Raw records:

§ §

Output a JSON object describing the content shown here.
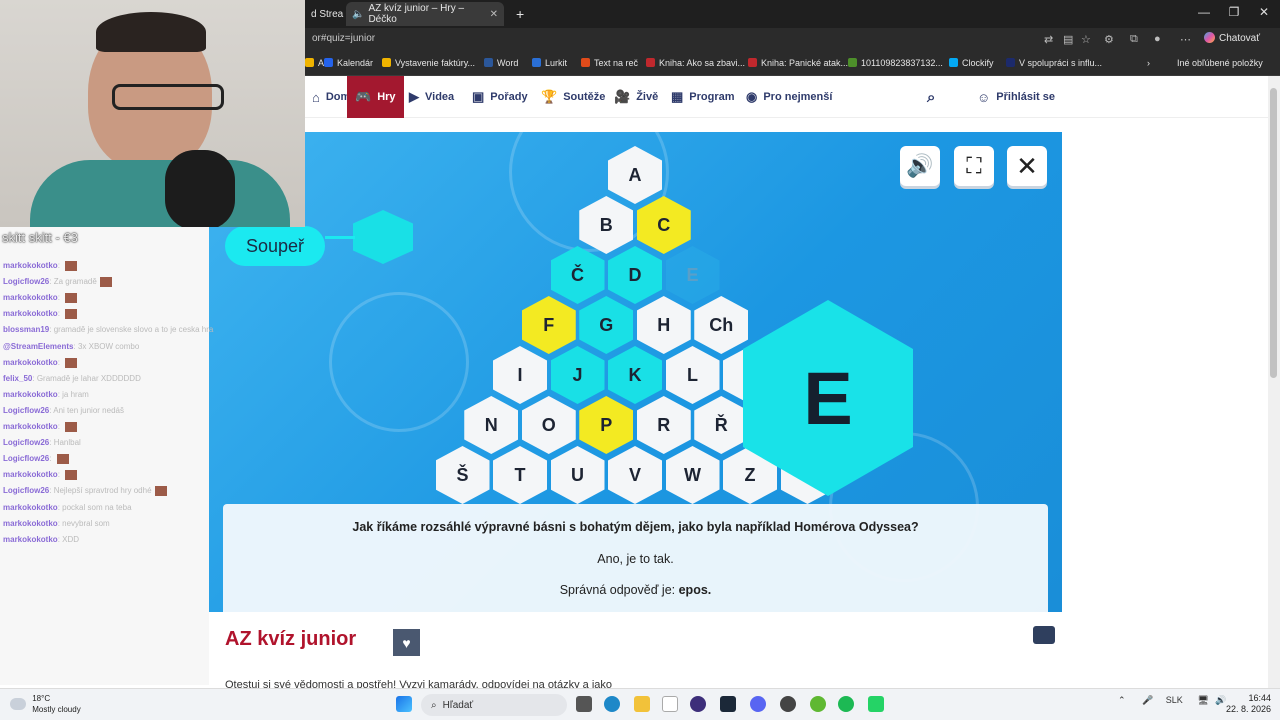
{
  "browser": {
    "tabs": [
      {
        "label": "d Strea",
        "active": false
      },
      {
        "label": "AZ kvíz junior – Hry – Déčko",
        "active": true
      }
    ],
    "new_tab": "+",
    "url": "or#quiz=junior",
    "copilot_label": "Chatovať",
    "bookmarks": [
      {
        "label": "A",
        "color": "#f0b400"
      },
      {
        "label": "Kalendár",
        "color": "#2563eb"
      },
      {
        "label": "Vystavenie faktúry...",
        "color": "#f0b400"
      },
      {
        "label": "Word",
        "color": "#2b579a"
      },
      {
        "label": "Lurkit",
        "color": "#2a6fd6"
      },
      {
        "label": "Text na reč",
        "color": "#e04b1a"
      },
      {
        "label": "Kniha: Ako sa zbavi...",
        "color": "#c0282d"
      },
      {
        "label": "Kniha: Panické atak...",
        "color": "#c0282d"
      },
      {
        "label": "101109823837132...",
        "color": "#4d8f2a"
      },
      {
        "label": "Clockify",
        "color": "#03a9f4"
      },
      {
        "label": "V spolupráci s influ...",
        "color": "#1c2a6b"
      }
    ],
    "other_bookmarks": "Iné obľúbené položky"
  },
  "site_nav": {
    "items": [
      {
        "label": "Domů",
        "icon": "home-icon",
        "active": false
      },
      {
        "label": "Hry",
        "icon": "gamepad-icon",
        "active": true
      },
      {
        "label": "Videa",
        "icon": "play-icon",
        "active": false
      },
      {
        "label": "Pořady",
        "icon": "tv-icon",
        "active": false
      },
      {
        "label": "Soutěže",
        "icon": "trophy-icon",
        "active": false
      },
      {
        "label": "Živě",
        "icon": "camera-icon",
        "active": false
      },
      {
        "label": "Program",
        "icon": "grid-icon",
        "active": false
      },
      {
        "label": "Pro nejmenší",
        "icon": "bear-icon",
        "active": false
      }
    ],
    "login_label": "Přihlásit se"
  },
  "game": {
    "opponent_label": "Soupeř",
    "selected_letter": "E",
    "rows": [
      [
        {
          "l": "A",
          "s": "white"
        }
      ],
      [
        {
          "l": "B",
          "s": "white"
        },
        {
          "l": "C",
          "s": "yellow"
        }
      ],
      [
        {
          "l": "Č",
          "s": "cyan"
        },
        {
          "l": "D",
          "s": "cyan"
        },
        {
          "l": "E",
          "s": "dim"
        }
      ],
      [
        {
          "l": "F",
          "s": "yellow"
        },
        {
          "l": "G",
          "s": "cyan"
        },
        {
          "l": "H",
          "s": "white"
        },
        {
          "l": "Ch",
          "s": "white"
        }
      ],
      [
        {
          "l": "I",
          "s": "white"
        },
        {
          "l": "J",
          "s": "cyan"
        },
        {
          "l": "K",
          "s": "cyan"
        },
        {
          "l": "L",
          "s": "white"
        },
        {
          "l": "",
          "s": "white"
        }
      ],
      [
        {
          "l": "N",
          "s": "white"
        },
        {
          "l": "O",
          "s": "white"
        },
        {
          "l": "P",
          "s": "yellow"
        },
        {
          "l": "R",
          "s": "white"
        },
        {
          "l": "Ř",
          "s": "white"
        },
        {
          "l": "",
          "s": "white"
        }
      ],
      [
        {
          "l": "Š",
          "s": "white"
        },
        {
          "l": "T",
          "s": "white"
        },
        {
          "l": "U",
          "s": "white"
        },
        {
          "l": "V",
          "s": "white"
        },
        {
          "l": "W",
          "s": "white"
        },
        {
          "l": "Z",
          "s": "white"
        },
        {
          "l": "",
          "s": "white"
        }
      ]
    ],
    "question": "Jak říkáme rozsáhlé výpravné básni s bohatým dějem, jako byla například Homérova Odyssea?",
    "feedback": "Ano, je to tak.",
    "answer_prefix": "Správná odpověď je:",
    "answer": "epos."
  },
  "page": {
    "title": "AZ kvíz junior",
    "description": "Otestuj si své vědomosti a postřeh! Vyzvi kamarády, odpovídej na otázky a jako"
  },
  "stream": {
    "chat_title": "skitt skitt  - €3",
    "messages": [
      {
        "user": "markokokotko",
        "text": "",
        "emote": true
      },
      {
        "user": "Logicflow26",
        "text": "Za gramadě",
        "emote": true
      },
      {
        "user": "markokokotko",
        "text": "",
        "emote": true
      },
      {
        "user": "markokokotko",
        "text": "",
        "emote": true
      },
      {
        "user": "blossman19",
        "text": "gramadě je slovenske slovo a to je ceska hra",
        "emote": false
      },
      {
        "user": "@StreamElements",
        "text": "3x XBOW combo",
        "emote": false
      },
      {
        "user": "markokokotko",
        "text": "",
        "emote": true
      },
      {
        "user": "felix_50",
        "text": "Gramadě je lahar XDDDDDD",
        "emote": false
      },
      {
        "user": "markokokotko",
        "text": "ja hram",
        "emote": false
      },
      {
        "user": "Logicflow26",
        "text": "Ani ten junior nedáš",
        "emote": false
      },
      {
        "user": "markokokotko",
        "text": "",
        "emote": true
      },
      {
        "user": "Logicflow26",
        "text": "Hanlbal",
        "emote": false
      },
      {
        "user": "Logicflow26",
        "text": "",
        "emote": true
      },
      {
        "user": "markokokotko",
        "text": "",
        "emote": true
      },
      {
        "user": "Logicflow26",
        "text": "Nejlepší spravtrod hry odhé",
        "emote": true
      },
      {
        "user": "markokokotko",
        "text": "pockal som na teba",
        "emote": false
      },
      {
        "user": "markokokotko",
        "text": "nevybral som",
        "emote": false
      },
      {
        "user": "markokokotko",
        "text": "XDD",
        "emote": false
      }
    ]
  },
  "taskbar": {
    "weather_temp": "18°C",
    "weather_desc": "Mostly cloudy",
    "search_label": "Hľadať",
    "lang": "SLK",
    "time": "16:44",
    "date": "22. 8. 2026"
  }
}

§ §

Exercise brief
Write out every line above exactly as it is, leaving out the pictures.

Response below
Output a JSON object describing the content shown here.
{
  "browser": {
    "tabs": [
      {
        "label": "d Strea",
        "active": false
      },
      {
        "label": "AZ kvíz junior – Hry – Déčko",
        "active": true
      }
    ],
    "new_tab": "+",
    "url": "or#quiz=junior",
    "copilot_label": "Chatovať",
    "bookmarks": [
      {
        "label": "A",
        "color": "#f0b400"
      },
      {
        "label": "Kalendár",
        "color": "#2563eb"
      },
      {
        "label": "Vystavenie faktúry...",
        "color": "#f0b400"
      },
      {
        "label": "Word",
        "color": "#2b579a"
      },
      {
        "label": "Lurkit",
        "color": "#2a6fd6"
      },
      {
        "label": "Text na reč",
        "color": "#e04b1a"
      },
      {
        "label": "Kniha: Ako sa zbavi...",
        "color": "#c0282d"
      },
      {
        "label": "Kniha: Panické atak...",
        "color": "#c0282d"
      },
      {
        "label": "101109823837132...",
        "color": "#4d8f2a"
      },
      {
        "label": "Clockify",
        "color": "#03a9f4"
      },
      {
        "label": "V spolupráci s influ...",
        "color": "#1c2a6b"
      }
    ],
    "other_bookmarks": "Iné obľúbené položky"
  },
  "site_nav": {
    "items": [
      {
        "label": "Domů",
        "icon": "home-icon",
        "active": false
      },
      {
        "label": "Hry",
        "icon": "gamepad-icon",
        "active": true
      },
      {
        "label": "Videa",
        "icon": "play-icon",
        "active": false
      },
      {
        "label": "Pořady",
        "icon": "tv-icon",
        "active": false
      },
      {
        "label": "Soutěže",
        "icon": "trophy-icon",
        "active": false
      },
      {
        "label": "Živě",
        "icon": "camera-icon",
        "active": false
      },
      {
        "label": "Program",
        "icon": "grid-icon",
        "active": false
      },
      {
        "label": "Pro nejmenší",
        "icon": "bear-icon",
        "active": false
      }
    ],
    "login_label": "Přihlásit se"
  },
  "game": {
    "opponent_label": "Soupeř",
    "selected_letter": "E",
    "rows": [
      [
        {
          "l": "A",
          "s": "white"
        }
      ],
      [
        {
          "l": "B",
          "s": "white"
        },
        {
          "l": "C",
          "s": "yellow"
        }
      ],
      [
        {
          "l": "Č",
          "s": "cyan"
        },
        {
          "l": "D",
          "s": "cyan"
        },
        {
          "l": "E",
          "s": "dim"
        }
      ],
      [
        {
          "l": "F",
          "s": "yellow"
        },
        {
          "l": "G",
          "s": "cyan"
        },
        {
          "l": "H",
          "s": "white"
        },
        {
          "l": "Ch",
          "s": "white"
        }
      ],
      [
        {
          "l": "I",
          "s": "white"
        },
        {
          "l": "J",
          "s": "cyan"
        },
        {
          "l": "K",
          "s": "cyan"
        },
        {
          "l": "L",
          "s": "white"
        },
        {
          "l": "",
          "s": "white"
        }
      ],
      [
        {
          "l": "N",
          "s": "white"
        },
        {
          "l": "O",
          "s": "white"
        },
        {
          "l": "P",
          "s": "yellow"
        },
        {
          "l": "R",
          "s": "white"
        },
        {
          "l": "Ř",
          "s": "white"
        },
        {
          "l": "",
          "s": "white"
        }
      ],
      [
        {
          "l": "Š",
          "s": "white"
        },
        {
          "l": "T",
          "s": "white"
        },
        {
          "l": "U",
          "s": "white"
        },
        {
          "l": "V",
          "s": "white"
        },
        {
          "l": "W",
          "s": "white"
        },
        {
          "l": "Z",
          "s": "white"
        },
        {
          "l": "",
          "s": "white"
        }
      ]
    ],
    "question": "Jak říkáme rozsáhlé výpravné básni s bohatým dějem, jako byla například Homérova Odyssea?",
    "feedback": "Ano, je to tak.",
    "answer_prefix": "Správná odpověď je:",
    "answer": "epos."
  },
  "page": {
    "title": "AZ kvíz junior",
    "description": "Otestuj si své vědomosti a postřeh! Vyzvi kamarády, odpovídej na otázky a jako"
  },
  "stream": {
    "chat_title": "skitt skitt  - €3",
    "messages": [
      {
        "user": "markokokotko",
        "text": "",
        "emote": true
      },
      {
        "user": "Logicflow26",
        "text": "Za gramadě",
        "emote": true
      },
      {
        "user": "markokokotko",
        "text": "",
        "emote": true
      },
      {
        "user": "markokokotko",
        "text": "",
        "emote": true
      },
      {
        "user": "blossman19",
        "text": "gramadě je slovenske slovo a to je ceska hra",
        "emote": false
      },
      {
        "user": "@StreamElements",
        "text": "3x XBOW combo",
        "emote": false
      },
      {
        "user": "markokokotko",
        "text": "",
        "emote": true
      },
      {
        "user": "felix_50",
        "text": "Gramadě je lahar XDDDDDD",
        "emote": false
      },
      {
        "user": "markokokotko",
        "text": "ja hram",
        "emote": false
      },
      {
        "user": "Logicflow26",
        "text": "Ani ten junior nedáš",
        "emote": false
      },
      {
        "user": "markokokotko",
        "text": "",
        "emote": true
      },
      {
        "user": "Logicflow26",
        "text": "Hanlbal",
        "emote": false
      },
      {
        "user": "Logicflow26",
        "text": "",
        "emote": true
      },
      {
        "user": "markokokotko",
        "text": "",
        "emote": true
      },
      {
        "user": "Logicflow26",
        "text": "Nejlepší spravtrod hry odhé",
        "emote": true
      },
      {
        "user": "markokokotko",
        "text": "pockal som na teba",
        "emote": false
      },
      {
        "user": "markokokotko",
        "text": "nevybral som",
        "emote": false
      },
      {
        "user": "markokokotko",
        "text": "XDD",
        "emote": false
      }
    ]
  },
  "taskbar": {
    "weather_temp": "18°C",
    "weather_desc": "Mostly cloudy",
    "search_label": "Hľadať",
    "lang": "SLK",
    "time": "16:44",
    "date": "22. 8. 2026"
  }
}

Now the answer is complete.